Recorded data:

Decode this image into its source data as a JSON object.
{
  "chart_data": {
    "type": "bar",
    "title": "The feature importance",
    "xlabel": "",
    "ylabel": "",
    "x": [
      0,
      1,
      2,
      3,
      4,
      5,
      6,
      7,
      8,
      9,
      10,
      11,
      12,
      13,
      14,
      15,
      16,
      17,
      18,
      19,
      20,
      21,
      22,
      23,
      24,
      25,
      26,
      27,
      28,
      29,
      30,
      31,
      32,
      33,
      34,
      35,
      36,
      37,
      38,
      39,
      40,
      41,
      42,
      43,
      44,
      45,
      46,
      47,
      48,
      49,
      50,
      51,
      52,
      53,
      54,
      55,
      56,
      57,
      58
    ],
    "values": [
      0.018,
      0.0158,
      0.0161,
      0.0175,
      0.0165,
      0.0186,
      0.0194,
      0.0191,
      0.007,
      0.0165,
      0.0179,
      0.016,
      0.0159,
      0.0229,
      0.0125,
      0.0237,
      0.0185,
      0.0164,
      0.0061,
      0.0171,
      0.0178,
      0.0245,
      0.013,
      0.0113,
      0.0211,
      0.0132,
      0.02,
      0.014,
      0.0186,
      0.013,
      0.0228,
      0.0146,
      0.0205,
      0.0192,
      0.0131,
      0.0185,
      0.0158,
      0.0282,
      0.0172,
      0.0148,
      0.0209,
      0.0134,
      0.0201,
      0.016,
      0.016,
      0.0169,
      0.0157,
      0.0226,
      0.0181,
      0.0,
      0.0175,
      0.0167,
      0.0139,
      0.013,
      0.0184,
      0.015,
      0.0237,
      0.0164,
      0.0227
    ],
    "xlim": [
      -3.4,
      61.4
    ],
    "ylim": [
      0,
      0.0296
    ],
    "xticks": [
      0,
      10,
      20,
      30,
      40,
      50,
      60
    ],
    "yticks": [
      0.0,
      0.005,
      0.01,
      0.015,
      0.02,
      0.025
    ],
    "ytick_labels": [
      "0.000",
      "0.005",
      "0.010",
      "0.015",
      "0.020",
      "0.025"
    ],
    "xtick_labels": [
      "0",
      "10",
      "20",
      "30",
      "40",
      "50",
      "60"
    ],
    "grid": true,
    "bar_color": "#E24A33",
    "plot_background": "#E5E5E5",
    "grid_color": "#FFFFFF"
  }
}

EXERCISE DIRECTIONS
Reproduce the complete set of lines precisely as supplied.

SOLUTION TO THE PROBLEM
Decode this image into its source data as a JSON object.
{
  "chart_data": {
    "type": "bar",
    "title": "The feature importance",
    "xlabel": "",
    "ylabel": "",
    "x": [
      0,
      1,
      2,
      3,
      4,
      5,
      6,
      7,
      8,
      9,
      10,
      11,
      12,
      13,
      14,
      15,
      16,
      17,
      18,
      19,
      20,
      21,
      22,
      23,
      24,
      25,
      26,
      27,
      28,
      29,
      30,
      31,
      32,
      33,
      34,
      35,
      36,
      37,
      38,
      39,
      40,
      41,
      42,
      43,
      44,
      45,
      46,
      47,
      48,
      49,
      50,
      51,
      52,
      53,
      54,
      55,
      56,
      57,
      58
    ],
    "values": [
      0.018,
      0.0158,
      0.0161,
      0.0175,
      0.0165,
      0.0186,
      0.0194,
      0.0191,
      0.007,
      0.0165,
      0.0179,
      0.016,
      0.0159,
      0.0229,
      0.0125,
      0.0237,
      0.0185,
      0.0164,
      0.0061,
      0.0171,
      0.0178,
      0.0245,
      0.013,
      0.0113,
      0.0211,
      0.0132,
      0.02,
      0.014,
      0.0186,
      0.013,
      0.0228,
      0.0146,
      0.0205,
      0.0192,
      0.0131,
      0.0185,
      0.0158,
      0.0282,
      0.0172,
      0.0148,
      0.0209,
      0.0134,
      0.0201,
      0.016,
      0.016,
      0.0169,
      0.0157,
      0.0226,
      0.0181,
      0.0,
      0.0175,
      0.0167,
      0.0139,
      0.013,
      0.0184,
      0.015,
      0.0237,
      0.0164,
      0.0227
    ],
    "xlim": [
      -3.4,
      61.4
    ],
    "ylim": [
      0,
      0.0296
    ],
    "xticks": [
      0,
      10,
      20,
      30,
      40,
      50,
      60
    ],
    "yticks": [
      0.0,
      0.005,
      0.01,
      0.015,
      0.02,
      0.025
    ],
    "ytick_labels": [
      "0.000",
      "0.005",
      "0.010",
      "0.015",
      "0.020",
      "0.025"
    ],
    "xtick_labels": [
      "0",
      "10",
      "20",
      "30",
      "40",
      "50",
      "60"
    ],
    "grid": true,
    "bar_color": "#E24A33",
    "plot_background": "#E5E5E5",
    "grid_color": "#FFFFFF"
  }
}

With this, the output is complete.